[Istruzioni del compito]
Per favore, indica in una frase chi è il whistle-blower secondo il brano sul whistle-blowing.

[Brano del documento]
□ □ □ □

In altre parole, il whistle-blowing è una modalità di reporting a livello aziendale che permette di portare a conoscenza dei vertici e degli organi di controllo dell’ente, l’esistenza di una cattiva condotta, un fatto illecito commesso sul luogo di lavoro o un potenziale rischio di violazione delle norme aziendali.

Alla luce di tale definizione, il whistle-blowing si presenta come un flusso informativo interno, il cui input proviene da un soggetto appartenente o comunque connesso all’organizzazione aziendale. Il whistle-blower è, per l’appunto, una persona fisica che essendo a conoscenza del fatto (potenzialmente) criminoso nell’ambito della propria attività lavorativa, decide di segnalarlo e condividerlo, così permettendo ai vertici aziendali di venire a conoscenza di fatti accaduti o che potrebbero accadere nel contesto aziendale in grado di mettere a repentaglio l’immagine dell’ente (e non solo!).

□ □ □ □

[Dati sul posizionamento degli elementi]
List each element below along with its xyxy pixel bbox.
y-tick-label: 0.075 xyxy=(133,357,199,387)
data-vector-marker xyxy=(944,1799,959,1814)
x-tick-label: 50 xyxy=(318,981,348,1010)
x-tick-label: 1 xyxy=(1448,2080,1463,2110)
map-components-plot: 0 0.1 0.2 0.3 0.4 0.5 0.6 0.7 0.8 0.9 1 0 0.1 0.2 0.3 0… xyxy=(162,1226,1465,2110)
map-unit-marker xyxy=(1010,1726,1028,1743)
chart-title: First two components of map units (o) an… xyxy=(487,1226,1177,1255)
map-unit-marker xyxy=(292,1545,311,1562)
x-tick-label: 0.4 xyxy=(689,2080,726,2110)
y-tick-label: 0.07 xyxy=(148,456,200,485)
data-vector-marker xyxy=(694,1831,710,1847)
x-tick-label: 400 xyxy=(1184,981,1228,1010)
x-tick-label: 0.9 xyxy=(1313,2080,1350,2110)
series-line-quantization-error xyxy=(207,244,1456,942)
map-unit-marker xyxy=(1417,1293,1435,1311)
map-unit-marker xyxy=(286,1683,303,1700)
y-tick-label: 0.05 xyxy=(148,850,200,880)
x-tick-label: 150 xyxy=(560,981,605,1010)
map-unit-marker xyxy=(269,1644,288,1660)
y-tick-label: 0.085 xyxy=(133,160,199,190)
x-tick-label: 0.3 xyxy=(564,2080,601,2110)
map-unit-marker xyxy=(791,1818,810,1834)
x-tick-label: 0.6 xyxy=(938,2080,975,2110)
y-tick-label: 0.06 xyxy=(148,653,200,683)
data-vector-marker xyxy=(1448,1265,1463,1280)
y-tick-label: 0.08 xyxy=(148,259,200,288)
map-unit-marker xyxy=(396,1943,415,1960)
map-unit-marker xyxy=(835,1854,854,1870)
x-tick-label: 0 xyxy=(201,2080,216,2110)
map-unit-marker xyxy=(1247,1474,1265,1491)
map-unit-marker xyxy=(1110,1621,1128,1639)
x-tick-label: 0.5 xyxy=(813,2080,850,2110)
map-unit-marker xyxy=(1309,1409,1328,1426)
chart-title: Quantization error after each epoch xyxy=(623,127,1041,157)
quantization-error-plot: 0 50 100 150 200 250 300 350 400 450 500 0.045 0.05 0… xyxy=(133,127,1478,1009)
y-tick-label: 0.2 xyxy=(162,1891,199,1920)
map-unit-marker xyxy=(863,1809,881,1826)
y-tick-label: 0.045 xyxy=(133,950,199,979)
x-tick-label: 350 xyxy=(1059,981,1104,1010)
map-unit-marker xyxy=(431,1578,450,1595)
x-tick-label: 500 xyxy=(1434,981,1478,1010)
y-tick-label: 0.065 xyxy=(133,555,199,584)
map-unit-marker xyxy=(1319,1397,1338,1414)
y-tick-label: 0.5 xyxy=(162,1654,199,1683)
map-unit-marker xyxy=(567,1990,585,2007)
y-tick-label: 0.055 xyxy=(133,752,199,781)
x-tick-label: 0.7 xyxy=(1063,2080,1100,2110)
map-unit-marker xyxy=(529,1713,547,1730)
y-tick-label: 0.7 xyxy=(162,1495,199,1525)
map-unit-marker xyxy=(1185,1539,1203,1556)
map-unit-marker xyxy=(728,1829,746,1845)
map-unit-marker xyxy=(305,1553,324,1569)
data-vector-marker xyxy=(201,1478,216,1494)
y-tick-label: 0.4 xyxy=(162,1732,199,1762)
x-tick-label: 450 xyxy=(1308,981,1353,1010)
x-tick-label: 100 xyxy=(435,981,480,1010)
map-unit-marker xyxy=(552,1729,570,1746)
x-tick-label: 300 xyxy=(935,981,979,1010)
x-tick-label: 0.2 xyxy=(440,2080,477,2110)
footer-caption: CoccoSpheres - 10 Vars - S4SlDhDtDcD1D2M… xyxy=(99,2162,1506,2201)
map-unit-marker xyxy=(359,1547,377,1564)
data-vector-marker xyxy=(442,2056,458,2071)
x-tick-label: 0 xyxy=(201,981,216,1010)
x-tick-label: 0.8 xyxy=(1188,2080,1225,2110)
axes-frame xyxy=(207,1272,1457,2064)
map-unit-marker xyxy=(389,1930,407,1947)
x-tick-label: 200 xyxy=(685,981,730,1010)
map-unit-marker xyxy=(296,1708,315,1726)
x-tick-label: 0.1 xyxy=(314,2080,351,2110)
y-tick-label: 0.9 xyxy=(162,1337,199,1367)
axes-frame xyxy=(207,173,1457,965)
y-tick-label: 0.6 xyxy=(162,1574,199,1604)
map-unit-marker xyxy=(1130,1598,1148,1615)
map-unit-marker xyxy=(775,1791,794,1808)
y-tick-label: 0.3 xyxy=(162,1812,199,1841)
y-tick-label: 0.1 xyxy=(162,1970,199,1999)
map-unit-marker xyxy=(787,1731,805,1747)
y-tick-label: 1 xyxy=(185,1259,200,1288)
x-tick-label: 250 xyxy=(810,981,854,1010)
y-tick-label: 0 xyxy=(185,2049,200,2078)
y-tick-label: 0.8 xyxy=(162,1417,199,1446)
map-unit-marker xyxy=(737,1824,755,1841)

□ □ □ □

[Soluzione dell'esercizio]
Il whistle-blower è una persona fisica che, essendo a conoscenza di un fatto (potenzialmente) criminoso nell'ambito della propria attività lavorativa, decide di segnalarlo e condividerlo.